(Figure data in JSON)
<<<<

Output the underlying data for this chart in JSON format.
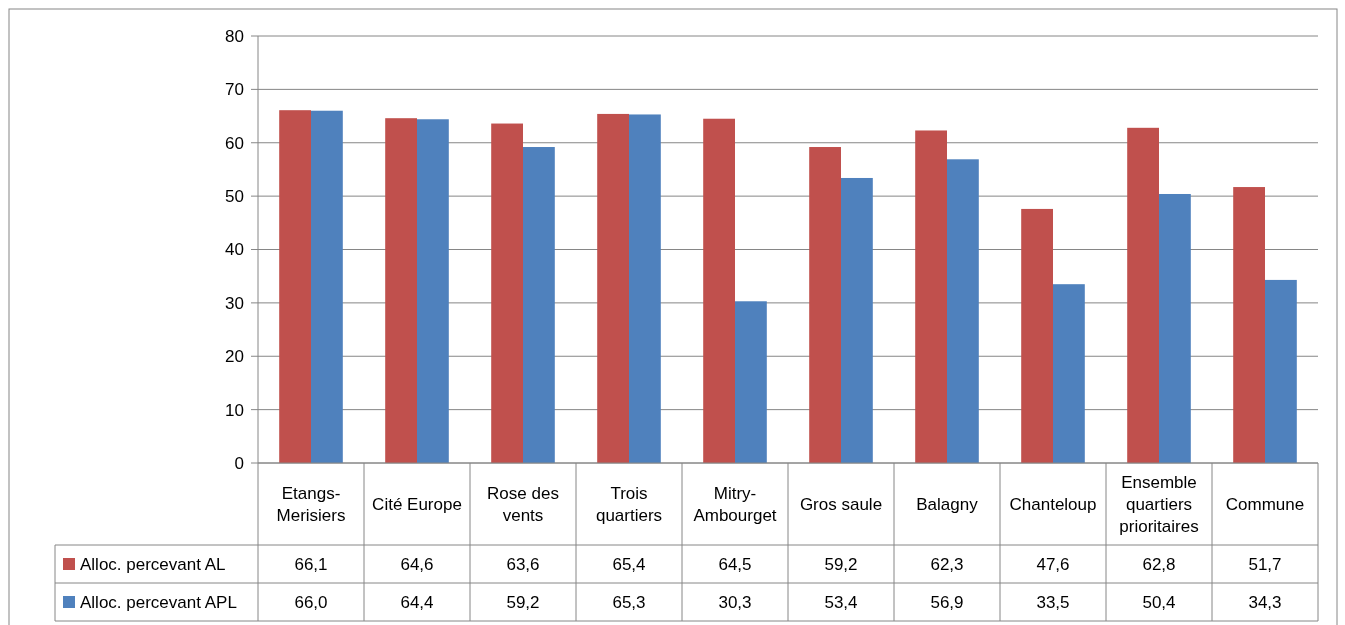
{
  "chart_data": {
    "type": "bar",
    "categories": [
      "Etangs-Merisiers",
      "Cité Europe",
      "Rose des vents",
      "Trois quartiers",
      "Mitry-Ambourget",
      "Gros saule",
      "Balagny",
      "Chanteloup",
      "Ensemble quartiers prioritaires",
      "Commune"
    ],
    "series": [
      {
        "name": "Alloc. percevant AL",
        "color": "#c0504d",
        "values": [
          66.1,
          64.6,
          63.6,
          65.4,
          64.5,
          59.2,
          62.3,
          47.6,
          62.8,
          51.7
        ],
        "value_labels": [
          "66,1",
          "64,6",
          "63,6",
          "65,4",
          "64,5",
          "59,2",
          "62,3",
          "47,6",
          "62,8",
          "51,7"
        ]
      },
      {
        "name": "Alloc. percevant APL",
        "color": "#4f81bd",
        "values": [
          66.0,
          64.4,
          59.2,
          65.3,
          30.3,
          53.4,
          56.9,
          33.5,
          50.4,
          34.3
        ],
        "value_labels": [
          "66,0",
          "64,4",
          "59,2",
          "65,3",
          "30,3",
          "53,4",
          "56,9",
          "33,5",
          "50,4",
          "34,3"
        ]
      }
    ],
    "ylim": [
      0,
      80
    ],
    "yticks": [
      0,
      10,
      20,
      30,
      40,
      50,
      60,
      70,
      80
    ],
    "grid": "y",
    "legend": "bottom left"
  }
}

>>>>

Of the lines in the records, determine how many contain the word "percevant", and report that number alone.

2